_REQUIRED WORK:_ Below is a block of records; return all of them exactly, but without the images.

_Stored dataset items:_
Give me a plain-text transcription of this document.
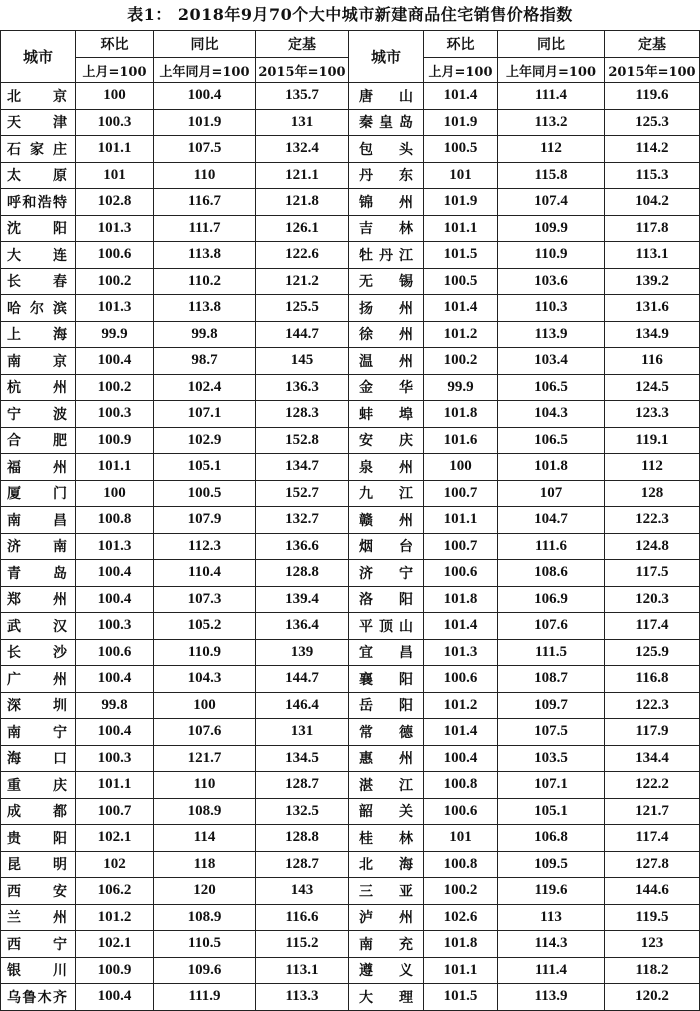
表1： 2018年9月70个大中城市新建商品住宅销售价格指数
城市	环比	同比	定基	城市	环比	同比	定基
	上月=100	上年同月=100	2015年=100		上月=100	上年同月=100	2015年=100
北京	100	100.4	135.7	唐山	101.4	111.4	119.6
天津	100.3	101.9	131	秦皇岛	101.9	113.2	125.3
石家庄	101.1	107.5	132.4	包头	100.5	112	114.2
太原	101	110	121.1	丹东	101	115.8	115.3
呼和浩特	102.8	116.7	121.8	锦州	101.9	107.4	104.2
沈阳	101.3	111.7	126.1	吉林	101.1	109.9	117.8
大连	100.6	113.8	122.6	牡丹江	101.5	110.9	113.1
长春	100.2	110.2	121.2	无锡	100.5	103.6	139.2
哈尔滨	101.3	113.8	125.5	扬州	101.4	110.3	131.6
上海	99.9	99.8	144.7	徐州	101.2	113.9	134.9
南京	100.4	98.7	145	温州	100.2	103.4	116
杭州	100.2	102.4	136.3	金华	99.9	106.5	124.5
宁波	100.3	107.1	128.3	蚌埠	101.8	104.3	123.3
合肥	100.9	102.9	152.8	安庆	101.6	106.5	119.1
福州	101.1	105.1	134.7	泉州	100	101.8	112
厦门	100	100.5	152.7	九江	100.7	107	128
南昌	100.8	107.9	132.7	赣州	101.1	104.7	122.3
济南	101.3	112.3	136.6	烟台	100.7	111.6	124.8
青岛	100.4	110.4	128.8	济宁	100.6	108.6	117.5
郑州	100.4	107.3	139.4	洛阳	101.8	106.9	120.3
武汉	100.3	105.2	136.4	平顶山	101.4	107.6	117.4
长沙	100.6	110.9	139	宜昌	101.3	111.5	125.9
广州	100.4	104.3	144.7	襄阳	100.6	108.7	116.8
深圳	99.8	100	146.4	岳阳	101.2	109.7	122.3
南宁	100.4	107.6	131	常德	101.4	107.5	117.9
海口	100.3	121.7	134.5	惠州	100.4	103.5	134.4
重庆	101.1	110	128.7	湛江	100.8	107.1	122.2
成都	100.7	108.9	132.5	韶关	100.6	105.1	121.7
贵阳	102.1	114	128.8	桂林	101	106.8	117.4
昆明	102	118	128.7	北海	100.8	109.5	127.8
西安	106.2	120	143	三亚	100.2	119.6	144.6
兰州	101.2	108.9	116.6	泸州	102.6	113	119.5
西宁	102.1	110.5	115.2	南充	101.8	114.3	123
银川	100.9	109.6	113.1	遵义	101.1	111.4	118.2
乌鲁木齐	100.4	111.9	113.3	大理	101.5	113.9	120.2
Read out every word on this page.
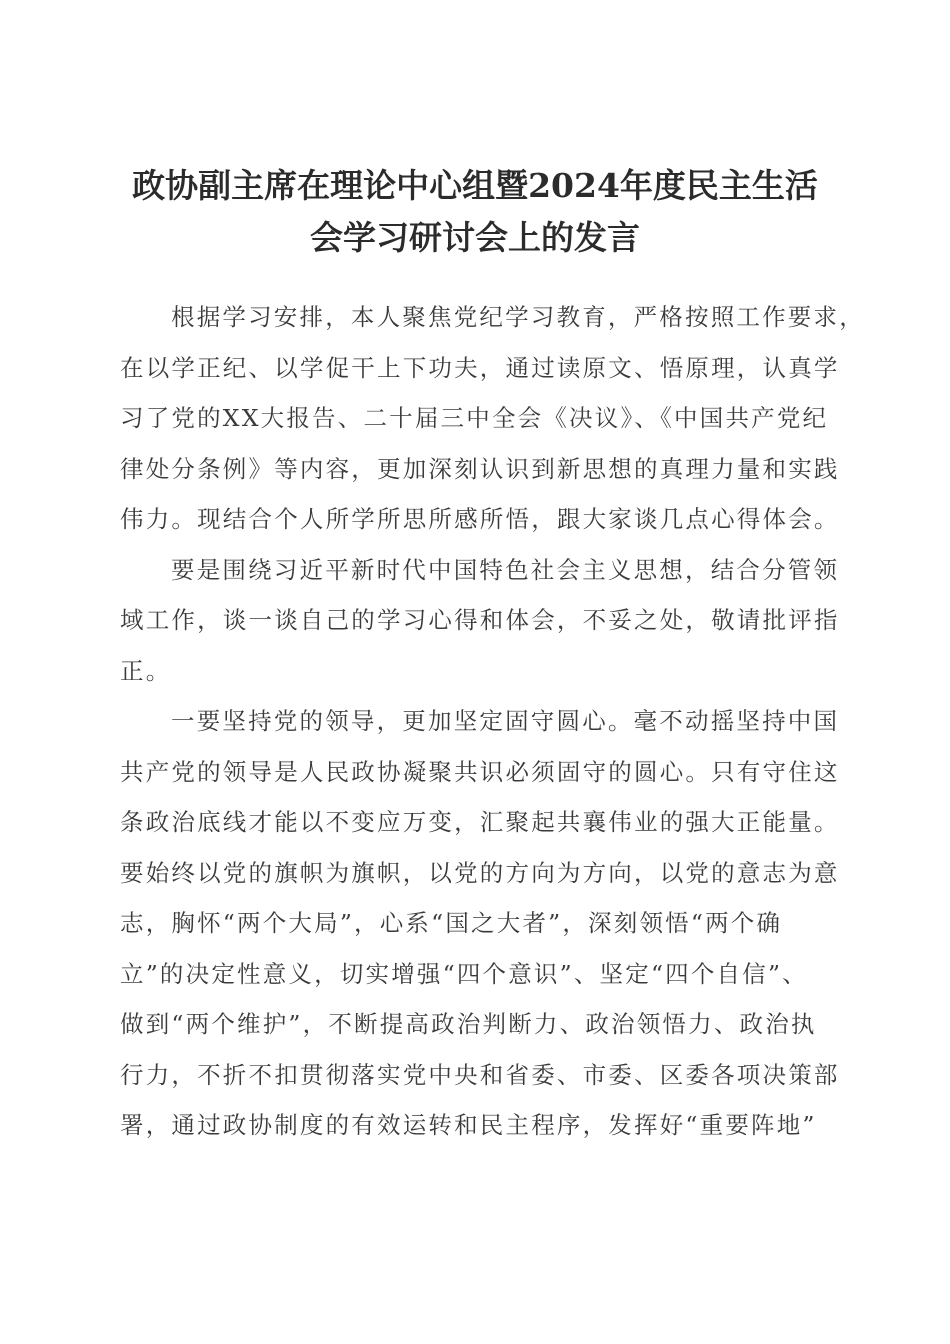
政协副主席在理论中心组暨2024年度民主生活
会学习研讨会上的发言
根据学习安排，本人聚焦党纪学习教育，严格按照工作要求，
在以学正纪、以学促干上下功夫，通过读原文、悟原理，认真学
习了党的XX大报告、二十届三中全会《决议》、《中国共产党纪
律处分条例》等内容，更加深刻认识到新思想的真理力量和实践
伟力。现结合个人所学所思所感所悟，跟大家谈几点心得体会。
要是围绕习近平新时代中国特色社会主义思想，结合分管领
域工作，谈一谈自己的学习心得和体会，不妥之处，敬请批评指
正。
一要坚持党的领导，更加坚定固守圆心。毫不动摇坚持中国
共产党的领导是人民政协凝聚共识必须固守的圆心。只有守住这
条政治底线才能以不变应万变，汇聚起共襄伟业的强大正能量。
要始终以党的旗帜为旗帜，以党的方向为方向，以党的意志为意
志，胸怀“两个大局”，心系“国之大者”，深刻领悟“两个确
立”的决定性意义，切实增强“四个意识”、坚定“四个自信”、
做到“两个维护”，不断提高政治判断力、政治领悟力、政治执
行力，不折不扣贯彻落实党中央和省委、市委、区委各项决策部
署，通过政协制度的有效运转和民主程序，发挥好“重要阵地”
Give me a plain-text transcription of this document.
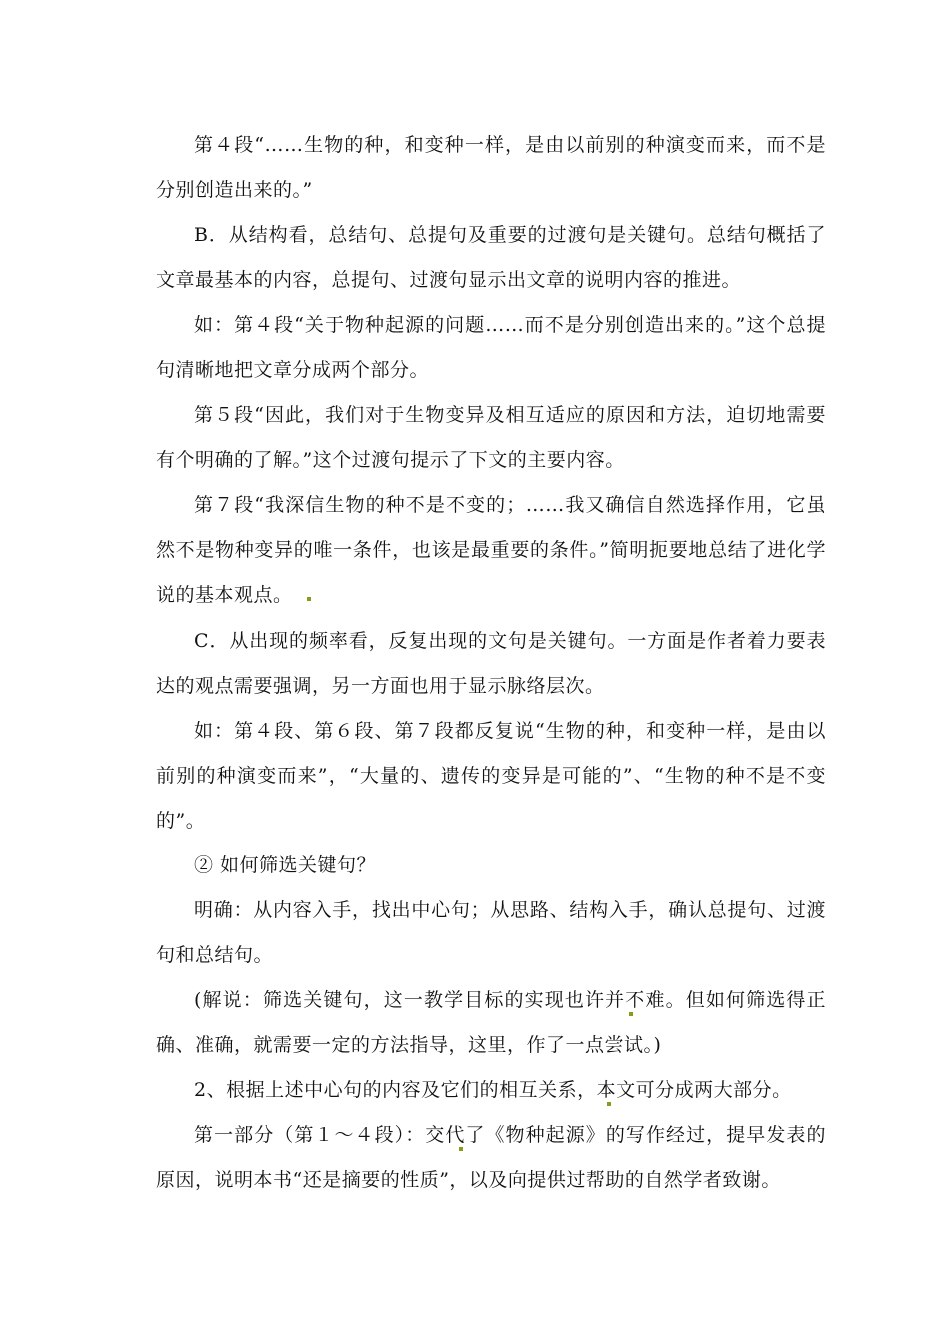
第４段“……生物的种，和变种一样，是由以前别的种演变而来，而不是分别创造出来的。”

B．从结构看，总结句、总提句及重要的过渡句是关键句。总结句概括了文章最基本的内容，总提句、过渡句显示出文章的说明内容的推进。

如：第４段“关于物种起源的问题……而不是分别创造出来的。”这个总提句清晰地把文章分成两个部分。

第５段“因此，我们对于生物变异及相互适应的原因和方法，迫切地需要有个明确的了解。”这个过渡句提示了下文的主要内容。

第７段“我深信生物的种不是不变的；……我又确信自然选择作用，它虽然不是物种变异的唯一条件，也该是最重要的条件。”简明扼要地总结了进化学说的基本观点。

C．从出现的频率看，反复出现的文句是关键句。一方面是作者着力要表达的观点需要强调，另一方面也用于显示脉络层次。

如：第４段、第６段、第７段都反复说“生物的种，和变种一样，是由以前别的种演变而来”，“大量的、遗传的变异是可能的”、“生物的种不是不变的”。

② 如何筛选关键句？

明确：从内容入手，找出中心句；从思路、结构入手，确认总提句、过渡句和总结句。

(解说：筛选关键句，这一教学目标的实现也许并不难。但如何筛选得正确、准确，就需要一定的方法指导，这里，作了一点尝试。)

2、根据上述中心句的内容及它们的相互关系，本文可分成两大部分。

第一部分（第１～４段）：交代了《物种起源》的写作经过，提早发表的原因，说明本书“还是摘要的性质”，以及向提供过帮助的自然学者致谢。
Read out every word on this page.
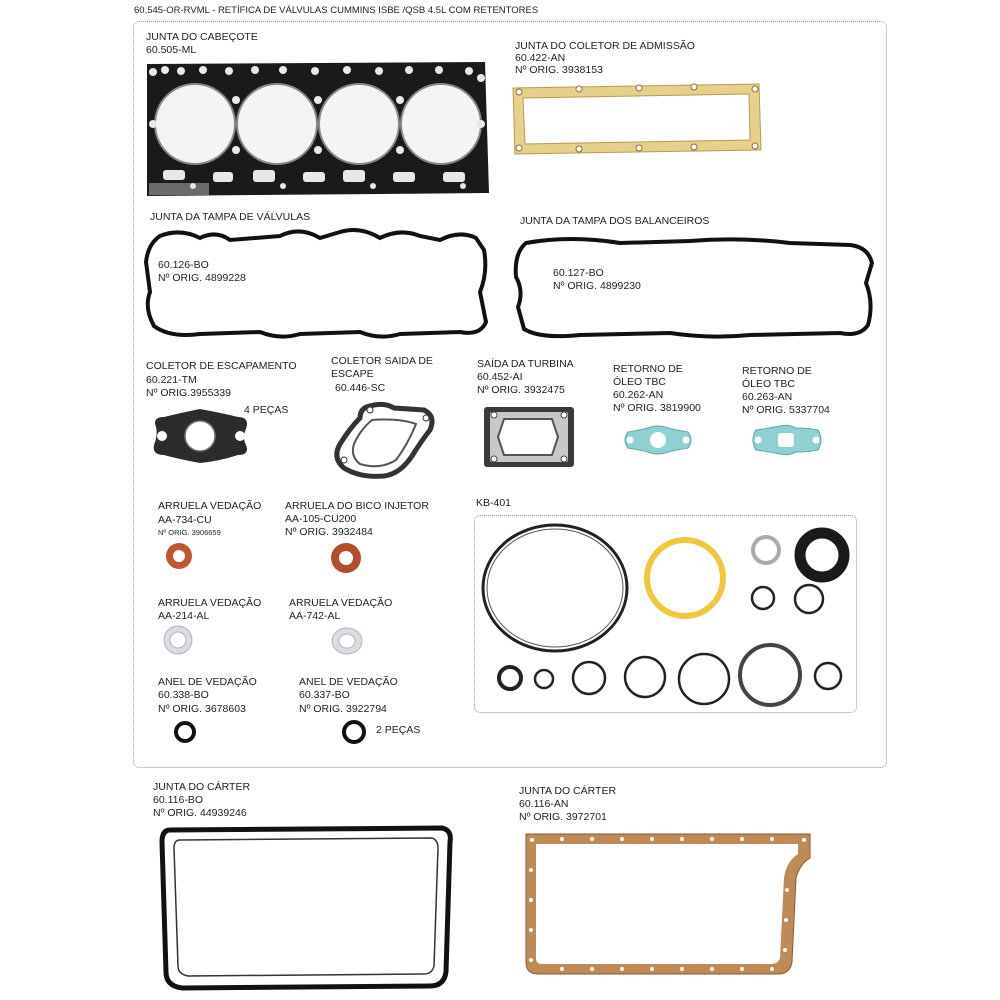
60.545-OR-RVML - RETÍFICA DE VÁLVULAS CUMMINS ISBE /QSB 4.5L COM RETENTORES
JUNTA DO CABEÇOTE
60.505-ML	JUNTA DO COLETOR DE ADMISSÃO
60.422-AN
Nº ORIG. 3938153
JUNTA DA TAMPA DE VÁLVULAS
60.126-BO
Nº ORIG. 4899228
JUNTA DA TAMPA DOS BALANCEIROS
60.127-BO
Nº ORIG. 4899230
COLETOR DE ESCAPAMENTO
60.221-TM
Nº ORIG.3955339
4 PEÇAS
COLETOR SAIDA DE
ESCAPE
60.446-SC
SAÍDA DA TURBINA
60.452-AI
Nº ORIG. 3932475
RETORNO DE
ÓLEO TBC
60.262-AN
Nº ORIG. 3819900
RETORNO DE
ÓLEO TBC
60.263-AN
Nº ORIG. 5337704
ARRUELA VEDAÇÃO
AA-734-CU
Nº ORIG. 3906659
ARRUELA DO BICO INJETOR
AA-105-CU200
Nº ORIG. 3932484
ARRUELA VEDAÇÃO
AA-214-AL
ARRUELA VEDAÇÃO
AA-742-AL
ANEL DE VEDAÇÃO
60.338-BO
Nº ORIG. 3678603
ANEL DE VEDAÇÃO
60.337-BO
Nº ORIG. 3922794
2 PEÇAS
KB-401
JUNTA DO CÁRTER
60.116-BO
Nº ORIG. 44939246
JUNTA DO CÁRTER
60.116-AN
Nº ORIG. 3972701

_ANSWER TO THIS PROBLEM:_
Give me a plain-text transcription of this document.
表1： 2018年9月70个大中城市新建商品住宅销售价格指数
城市	环比	同比	定基	城市	环比	同比	定基
	上月=100	上年同月=100	2015年=100		上月=100	上年同月=100	2015年=100
北京	100	100.4	135.7	唐山	101.4	111.4	119.6
天津	100.3	101.9	131	秦皇岛	101.9	113.2	125.3
石家庄	101.1	107.5	132.4	包头	100.5	112	114.2
太原	101	110	121.1	丹东	101	115.8	115.3
呼和浩特	102.8	116.7	121.8	锦州	101.9	107.4	104.2
沈阳	101.3	111.7	126.1	吉林	101.1	109.9	117.8
大连	100.6	113.8	122.6	牡丹江	101.5	110.9	113.1
长春	100.2	110.2	121.2	无锡	100.5	103.6	139.2
哈尔滨	101.3	113.8	125.5	扬州	101.4	110.3	131.6
上海	99.9	99.8	144.7	徐州	101.2	113.9	134.9
南京	100.4	98.7	145	温州	100.2	103.4	116
杭州	100.2	102.4	136.3	金华	99.9	106.5	124.5
宁波	100.3	107.1	128.3	蚌埠	101.8	104.3	123.3
合肥	100.9	102.9	152.8	安庆	101.6	106.5	119.1
福州	101.1	105.1	134.7	泉州	100	101.8	112
厦门	100	100.5	152.7	九江	100.7	107	128
南昌	100.8	107.9	132.7	赣州	101.1	104.7	122.3
济南	101.3	112.3	136.6	烟台	100.7	111.6	124.8
青岛	100.4	110.4	128.8	济宁	100.6	108.6	117.5
郑州	100.4	107.3	139.4	洛阳	101.8	106.9	120.3
武汉	100.3	105.2	136.4	平顶山	101.4	107.6	117.4
长沙	100.6	110.9	139	宜昌	101.3	111.5	125.9
广州	100.4	104.3	144.7	襄阳	100.6	108.7	116.8
深圳	99.8	100	146.4	岳阳	101.2	109.7	122.3
南宁	100.4	107.6	131	常德	101.4	107.5	117.9
海口	100.3	121.7	134.5	惠州	100.4	103.5	134.4
重庆	101.1	110	128.7	湛江	100.8	107.1	122.2
成都	100.7	108.9	132.5	韶关	100.6	105.1	121.7
贵阳	102.1	114	128.8	桂林	101	106.8	117.4
昆明	102	118	128.7	北海	100.8	109.5	127.8
西安	106.2	120	143	三亚	100.2	119.6	144.6
兰州	101.2	108.9	116.6	泸州	102.6	113	119.5
西宁	102.1	110.5	115.2	南充	101.8	114.3	123
银川	100.9	109.6	113.1	遵义	101.1	111.4	118.2
乌鲁木齐	100.4	111.9	113.3	大理	101.5	113.9	120.2
Read out every word on this page.
政协副主席在理论中心组暨2024年度民主生活
会学习研讨会上的发言
根据学习安排，本人聚焦党纪学习教育，严格按照工作要求，
在以学正纪、以学促干上下功夫，通过读原文、悟原理，认真学
习了党的XX大报告、二十届三中全会《决议》、《中国共产党纪
律处分条例》等内容，更加深刻认识到新思想的真理力量和实践
伟力。现结合个人所学所思所感所悟，跟大家谈几点心得体会。
要是围绕习近平新时代中国特色社会主义思想，结合分管领
域工作，谈一谈自己的学习心得和体会，不妥之处，敬请批评指
正。
一要坚持党的领导，更加坚定固守圆心。毫不动摇坚持中国
共产党的领导是人民政协凝聚共识必须固守的圆心。只有守住这
条政治底线才能以不变应万变，汇聚起共襄伟业的强大正能量。
要始终以党的旗帜为旗帜，以党的方向为方向，以党的意志为意
志，胸怀“两个大局”，心系“国之大者”，深刻领悟“两个确
立”的决定性意义，切实增强“四个意识”、坚定“四个自信”、
做到“两个维护”，不断提高政治判断力、政治领悟力、政治执
行力，不折不扣贯彻落实党中央和省委、市委、区委各项决策部
署，通过政协制度的有效运转和民主程序，发挥好“重要阵地”
Give me a plain-text transcription of this document.
第４段“……生物的种，和变种一样，是由以前别的种演变而来，而不是分别创造出来的。”

B．从结构看，总结句、总提句及重要的过渡句是关键句。总结句概括了文章最基本的内容，总提句、过渡句显示出文章的说明内容的推进。

如：第４段“关于物种起源的问题……而不是分别创造出来的。”这个总提句清晰地把文章分成两个部分。

第５段“因此，我们对于生物变异及相互适应的原因和方法，迫切地需要有个明确的了解。”这个过渡句提示了下文的主要内容。

第７段“我深信生物的种不是不变的；……我又确信自然选择作用，它虽然不是物种变异的唯一条件，也该是最重要的条件。”简明扼要地总结了进化学说的基本观点。

C．从出现的频率看，反复出现的文句是关键句。一方面是作者着力要表达的观点需要强调，另一方面也用于显示脉络层次。

如：第４段、第６段、第７段都反复说“生物的种，和变种一样，是由以前别的种演变而来”，“大量的、遗传的变异是可能的”、“生物的种不是不变的”。

② 如何筛选关键句？

明确：从内容入手，找出中心句；从思路、结构入手，确认总提句、过渡句和总结句。

(解说：筛选关键句，这一教学目标的实现也许并不难。但如何筛选得正确、准确，就需要一定的方法指导，这里，作了一点尝试。)

2、根据上述中心句的内容及它们的相互关系，本文可分成两大部分。

第一部分（第１～４段）：交代了《物种起源》的写作经过，提早发表的原因，说明本书“还是摘要的性质”，以及向提供过帮助的自然学者致谢。
Read out every word on this page.
60.545-OR-RVML - RETÍFICA DE VÁLVULAS CUMMINS ISBE /QSB 4.5L COM RETENTORES
JUNTA DO CABEÇOTE
60.505-ML	JUNTA DO COLETOR DE ADMISSÃO
60.422-AN
Nº ORIG. 3938153
JUNTA DA TAMPA DE VÁLVULAS
60.126-BO
Nº ORIG. 4899228
JUNTA DA TAMPA DOS BALANCEIROS
60.127-BO
Nº ORIG. 4899230
COLETOR DE ESCAPAMENTO
60.221-TM
Nº ORIG.3955339
4 PEÇAS
COLETOR SAIDA DE
ESCAPE
60.446-SC
SAÍDA DA TURBINA
60.452-AI
Nº ORIG. 3932475
RETORNO DE
ÓLEO TBC
60.262-AN
Nº ORIG. 3819900
RETORNO DE
ÓLEO TBC
60.263-AN
Nº ORIG. 5337704
ARRUELA VEDAÇÃO
AA-734-CU
Nº ORIG. 3906659
ARRUELA DO BICO INJETOR
AA-105-CU200
Nº ORIG. 3932484
ARRUELA VEDAÇÃO
AA-214-AL
ARRUELA VEDAÇÃO
AA-742-AL
ANEL DE VEDAÇÃO
60.338-BO
Nº ORIG. 3678603
ANEL DE VEDAÇÃO
60.337-BO
Nº ORIG. 3922794
2 PEÇAS
KB-401
JUNTA DO CÁRTER
60.116-BO
Nº ORIG. 44939246
JUNTA DO CÁRTER
60.116-AN
Nº ORIG. 3972701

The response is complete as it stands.